# PROVIDED ENTRIES start

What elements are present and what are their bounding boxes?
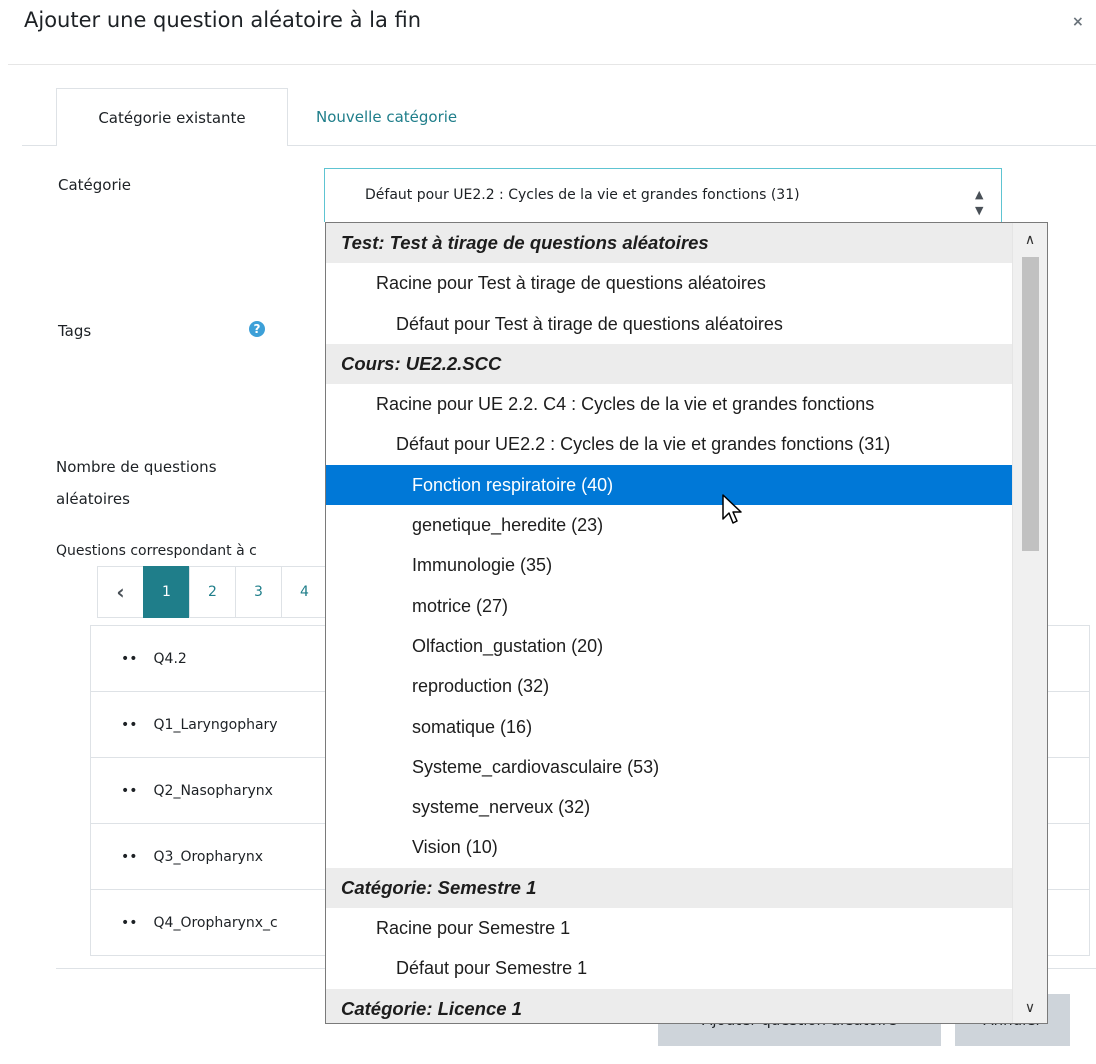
- bullet-icon: ••: [121, 650, 138, 667]
- dropdown-group-header: Catégorie: Semestre 1: [326, 867, 1012, 909]
- category-select-value: Défaut pour UE2.2 : Cycles de la vie et …: [365, 187, 800, 203]
- dropdown-group-header: Cours: UE2.2.SCC: [326, 343, 1012, 385]
- chevron-up-icon[interactable]: ∧: [1013, 223, 1047, 255]
- pagination: ‹ 1 2 3 4: [97, 566, 328, 618]
- close-icon[interactable]: ×: [1072, 14, 1084, 30]
- mouse-pointer-icon: [722, 494, 742, 524]
- bullet-icon: ••: [121, 716, 138, 733]
- dropdown-option[interactable]: Défaut pour Test à tirage de questions a…: [326, 304, 1012, 344]
- dropdown-option[interactable]: Défaut pour Semestre 1: [326, 948, 1012, 988]
- dropdown-option[interactable]: Vision (10): [326, 827, 1012, 867]
- dropdown-option[interactable]: systeme_nerveux (32): [326, 787, 1012, 827]
- dropdown-option[interactable]: somatique (16): [326, 707, 1012, 747]
- question-name: Q4_Oropharynx_c: [153, 914, 278, 931]
- question-name: Q3_Oropharynx: [153, 848, 264, 865]
- count-label-line1: Nombre de questions: [56, 458, 217, 476]
- matching-questions-label: Questions correspondant à c: [56, 543, 257, 559]
- bullet-icon: ••: [121, 848, 138, 865]
- chevron-down-icon[interactable]: ∨: [1013, 991, 1047, 1023]
- pagination-page[interactable]: 2: [189, 566, 236, 618]
- tab-existing-category[interactable]: Catégorie existante: [56, 88, 288, 146]
- header-divider: [8, 64, 1096, 65]
- question-circle-icon[interactable]: ?: [249, 321, 265, 337]
- dropdown-option[interactable]: Fonction respiratoire (40): [326, 464, 1012, 506]
- dropdown-option[interactable]: Systeme_cardiovasculaire (53): [326, 747, 1012, 787]
- pagination-page[interactable]: 1: [143, 566, 190, 618]
- scrollbar-thumb[interactable]: [1022, 257, 1039, 551]
- dropdown-option[interactable]: Racine pour Test à tirage de questions a…: [326, 263, 1012, 303]
- category-select[interactable]: Défaut pour UE2.2 : Cycles de la vie et …: [324, 168, 1002, 222]
- dropdown-option[interactable]: Racine pour UE 2.2. C4 : Cycles de la vi…: [326, 384, 1012, 424]
- dropdown-option[interactable]: motrice (27): [326, 586, 1012, 626]
- tab-border: [22, 145, 56, 146]
- bullet-icon: ••: [121, 782, 138, 799]
- question-name: Q1_Laryngophary: [153, 716, 278, 733]
- dropdown-option[interactable]: genetique_heredite (23): [326, 505, 1012, 545]
- pagination-prev[interactable]: ‹: [97, 566, 144, 618]
- tags-label: Tags: [58, 322, 92, 340]
- bullet-icon: ••: [121, 914, 138, 931]
- pagination-page[interactable]: 3: [235, 566, 282, 618]
- dropdown-option[interactable]: reproduction (32): [326, 666, 1012, 706]
- count-label-line2: aléatoires: [56, 490, 130, 508]
- select-arrows-icon: ▲ ▼: [975, 188, 984, 217]
- dropdown-option[interactable]: Racine pour Semestre 1: [326, 908, 1012, 948]
- question-name: Q4.2: [153, 650, 187, 667]
- pagination-page[interactable]: 4: [281, 566, 328, 618]
- dropdown-scrollbar[interactable]: ∧ ∨: [1012, 223, 1047, 1023]
- dialog-title: Ajouter une question aléatoire à la fin: [24, 8, 422, 32]
- category-label: Catégorie: [58, 176, 132, 194]
- dropdown-group-header: Test: Test à tirage de questions aléatoi…: [326, 223, 1012, 264]
- dropdown-options: Test: Test à tirage de questions aléatoi…: [326, 223, 1047, 1023]
- dropdown-group-header: Catégorie: Licence 1: [326, 988, 1012, 1023]
- dropdown-option[interactable]: Immunologie (35): [326, 545, 1012, 585]
- dropdown-option[interactable]: Défaut pour UE2.2 : Cycles de la vie et …: [326, 424, 1012, 464]
- tab-border: [288, 145, 1096, 146]
- question-name: Q2_Nasopharynx: [153, 782, 273, 799]
- category-dropdown-list[interactable]: Test: Test à tirage de questions aléatoi…: [325, 222, 1048, 1024]
- tab-new-category[interactable]: Nouvelle catégorie: [316, 108, 457, 126]
- dropdown-option[interactable]: Olfaction_gustation (20): [326, 626, 1012, 666]
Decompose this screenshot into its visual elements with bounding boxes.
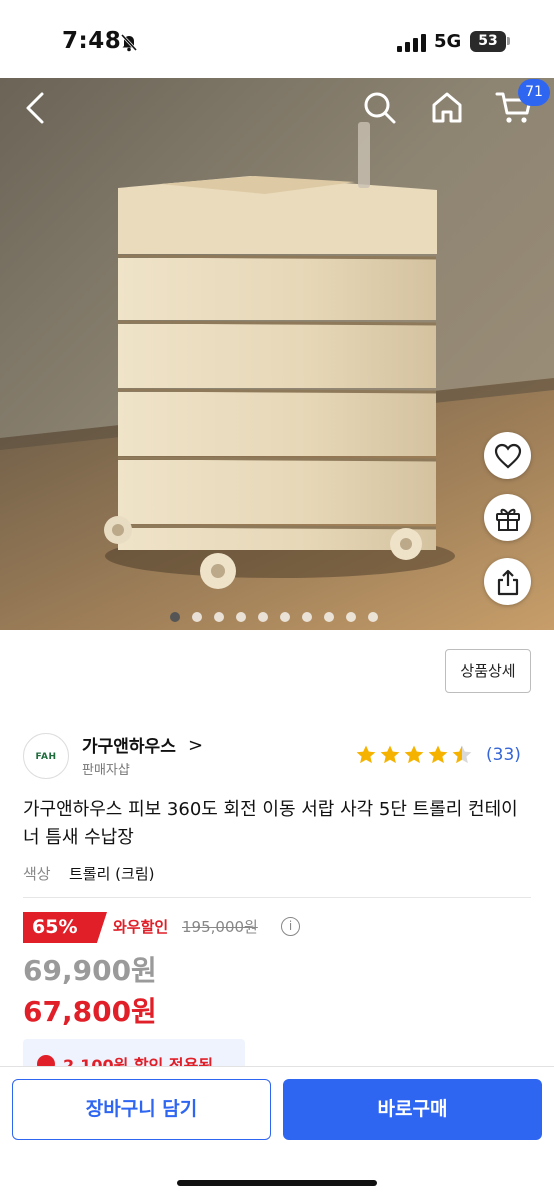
info-icon[interactable]: i [281,917,300,936]
product-detail-button[interactable]: 상품상세 [445,649,531,693]
option-value[interactable]: 트롤리 (크림) [69,863,154,884]
carousel-dot[interactable] [170,612,180,622]
gift-icon [495,508,520,531]
heart-icon [494,443,521,468]
share-button[interactable] [484,558,531,605]
status-bar: 7:48 5G 53 [0,0,554,78]
product-title: 가구앤하우스 피보 360도 회전 이동 서랍 사각 5단 트롤리 컨테이너 틈… [23,799,518,848]
product-photo [0,78,554,630]
seller-name-link[interactable]: 가구앤하우스 [82,732,176,757]
signal-icon [397,34,426,52]
carousel-dot[interactable] [280,612,290,622]
bell-off-icon [120,33,138,52]
wow-discount-label: 와우할인 [113,918,169,936]
carousel-dot[interactable] [302,612,312,622]
carousel-dot[interactable] [258,612,268,622]
wow-price: 69,900원 [23,954,157,987]
battery-tip [507,37,510,45]
product-page: 7:48 5G 53 71 상품상세 FAH 가구앤하우스 > 판매자샵 (33… [0,0,554,1200]
share-icon [497,569,518,595]
carousel-dot[interactable] [324,612,334,622]
star-icon [380,745,400,764]
rating-stars[interactable] [355,744,473,766]
carousel-dot[interactable] [346,612,356,622]
chevron-right-icon[interactable]: > [188,735,203,756]
bottom-action-bar: 장바구니 담기 바로구매 [0,1066,554,1200]
network-label: 5G [434,31,462,52]
buy-now-button[interactable]: 바로구매 [283,1079,542,1140]
option-label: 색상 [23,865,51,883]
seller-logo[interactable]: FAH [23,733,69,779]
product-image-carousel[interactable] [0,78,554,630]
divider [23,897,531,898]
star-icon [404,745,424,764]
like-button[interactable] [484,432,531,479]
review-count-link[interactable]: (33) [486,745,521,765]
final-price: 67,800원 [23,995,157,1028]
battery-icon: 53 [470,31,506,52]
star-icon [356,745,376,764]
status-time: 7:48 [62,28,122,54]
search-icon[interactable] [360,88,398,126]
add-to-cart-button[interactable]: 장바구니 담기 [12,1079,271,1140]
home-indicator [177,1180,377,1186]
star-icon [428,745,448,764]
original-price: 195,000원 [182,918,258,936]
carousel-dot[interactable] [214,612,224,622]
carousel-pagination[interactable] [170,612,378,624]
star-icon [452,745,472,764]
seller-type: 판매자샵 [82,763,130,778]
home-icon[interactable] [428,88,466,126]
carousel-dot[interactable] [192,612,202,622]
carousel-dot[interactable] [368,612,378,622]
gift-button[interactable] [484,494,531,541]
carousel-dot[interactable] [236,612,246,622]
discount-rate-badge: 65% [23,912,107,943]
chevron-left-icon[interactable] [20,90,50,126]
cart-count-badge: 71 [518,79,550,106]
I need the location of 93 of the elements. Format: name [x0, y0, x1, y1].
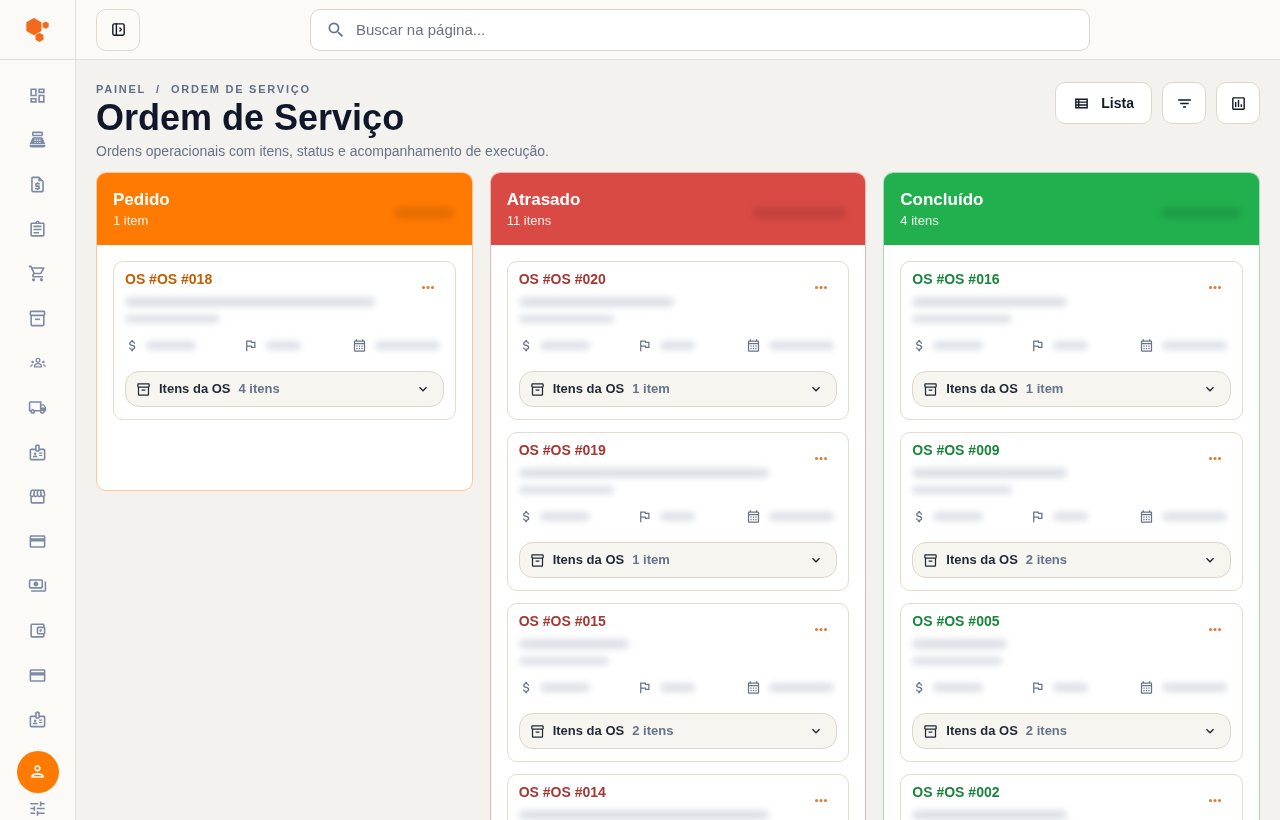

# PROVIDED ENTRIES end

* **EXERCISE**: Count the lines above that contain the string "questions", and give only the resulting number.

* **SOLUTION**: 7